## WRITTEN TASK
Write out the records again, exactly, leaving none out.

+++ PROVIDED RECORDS +++

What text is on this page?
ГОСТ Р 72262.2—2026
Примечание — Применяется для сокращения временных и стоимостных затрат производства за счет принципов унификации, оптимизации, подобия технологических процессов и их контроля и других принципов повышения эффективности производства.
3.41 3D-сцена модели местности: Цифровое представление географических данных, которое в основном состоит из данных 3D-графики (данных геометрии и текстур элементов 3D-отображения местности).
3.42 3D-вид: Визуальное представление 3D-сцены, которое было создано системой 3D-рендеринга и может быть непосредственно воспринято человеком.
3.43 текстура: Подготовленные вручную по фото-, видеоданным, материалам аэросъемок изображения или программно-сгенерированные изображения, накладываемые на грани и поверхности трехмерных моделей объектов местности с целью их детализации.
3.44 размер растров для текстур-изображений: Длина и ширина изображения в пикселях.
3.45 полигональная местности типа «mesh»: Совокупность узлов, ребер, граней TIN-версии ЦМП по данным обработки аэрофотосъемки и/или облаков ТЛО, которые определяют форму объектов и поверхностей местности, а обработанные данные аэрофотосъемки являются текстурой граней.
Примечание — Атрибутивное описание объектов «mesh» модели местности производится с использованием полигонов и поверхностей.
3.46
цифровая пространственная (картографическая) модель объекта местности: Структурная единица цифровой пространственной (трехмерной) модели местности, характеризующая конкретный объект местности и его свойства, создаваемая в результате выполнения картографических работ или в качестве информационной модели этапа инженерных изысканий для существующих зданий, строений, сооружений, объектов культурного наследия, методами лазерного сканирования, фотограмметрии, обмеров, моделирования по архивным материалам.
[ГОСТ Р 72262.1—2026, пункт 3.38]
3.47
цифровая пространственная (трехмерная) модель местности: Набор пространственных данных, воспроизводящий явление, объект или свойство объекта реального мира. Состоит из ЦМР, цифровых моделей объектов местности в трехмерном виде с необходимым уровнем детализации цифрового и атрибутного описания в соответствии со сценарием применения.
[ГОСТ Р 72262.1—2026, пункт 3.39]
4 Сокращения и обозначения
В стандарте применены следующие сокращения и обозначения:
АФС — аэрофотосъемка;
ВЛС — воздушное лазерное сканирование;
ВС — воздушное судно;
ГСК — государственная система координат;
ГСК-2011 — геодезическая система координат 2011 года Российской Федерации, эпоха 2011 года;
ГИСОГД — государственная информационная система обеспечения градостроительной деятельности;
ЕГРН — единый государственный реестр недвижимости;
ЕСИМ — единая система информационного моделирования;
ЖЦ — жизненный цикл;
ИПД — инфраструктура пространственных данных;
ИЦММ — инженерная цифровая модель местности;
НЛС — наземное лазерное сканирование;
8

+++

## FULL ANSWER
What text is on this page?
ГОСТ Р 72262.2—2026
Примечание — Применяется для сокращения временных и стоимостных затрат производства за счет принципов унификации, оптимизации, подобия технологических процессов и их контроля и других принципов повышения эффективности производства.
3.41 3D-сцена модели местности: Цифровое представление географических данных, которое в основном состоит из данных 3D-графики (данных геометрии и текстур элементов 3D-отображения местности).
3.42 3D-вид: Визуальное представление 3D-сцены, которое было создано системой 3D-рендеринга и может быть непосредственно воспринято человеком.
3.43 текстура: Подготовленные вручную по фото-, видеоданным, материалам аэросъемок изображения или программно-сгенерированные изображения, накладываемые на грани и поверхности трехмерных моделей объектов местности с целью их детализации.
3.44 размер растров для текстур-изображений: Длина и ширина изображения в пикселях.
3.45 полигональная местности типа «mesh»: Совокупность узлов, ребер, граней TIN-версии ЦМП по данным обработки аэрофотосъемки и/или облаков ТЛО, которые определяют форму объектов и поверхностей местности, а обработанные данные аэрофотосъемки являются текстурой граней.
Примечание — Атрибутивное описание объектов «mesh» модели местности производится с использованием полигонов и поверхностей.
3.46
цифровая пространственная (картографическая) модель объекта местности: Структурная единица цифровой пространственной (трехмерной) модели местности, характеризующая конкретный объект местности и его свойства, создаваемая в результате выполнения картографических работ или в качестве информационной модели этапа инженерных изысканий для существующих зданий, строений, сооружений, объектов культурного наследия, методами лазерного сканирования, фотограмметрии, обмеров, моделирования по архивным материалам.
[ГОСТ Р 72262.1—2026, пункт 3.38]
3.47
цифровая пространственная (трехмерная) модель местности: Набор пространственных данных, воспроизводящий явление, объект или свойство объекта реального мира. Состоит из ЦМР, цифровых моделей объектов местности в трехмерном виде с необходимым уровнем детализации цифрового и атрибутного описания в соответствии со сценарием применения.
[ГОСТ Р 72262.1—2026, пункт 3.39]
4 Сокращения и обозначения
В стандарте применены следующие сокращения и обозначения:
АФС — аэрофотосъемка;
ВЛС — воздушное лазерное сканирование;
ВС — воздушное судно;
ГСК — государственная система координат;
ГСК-2011 — геодезическая система координат 2011 года Российской Федерации, эпоха 2011 года;
ГИСОГД — государственная информационная система обеспечения градостроительной деятельности;
ЕГРН — единый государственный реестр недвижимости;
ЕСИМ — единая система информационного моделирования;
ЖЦ — жизненный цикл;
ИПД — инфраструктура пространственных данных;
ИЦММ — инженерная цифровая модель местности;
НЛС — наземное лазерное сканирование;
8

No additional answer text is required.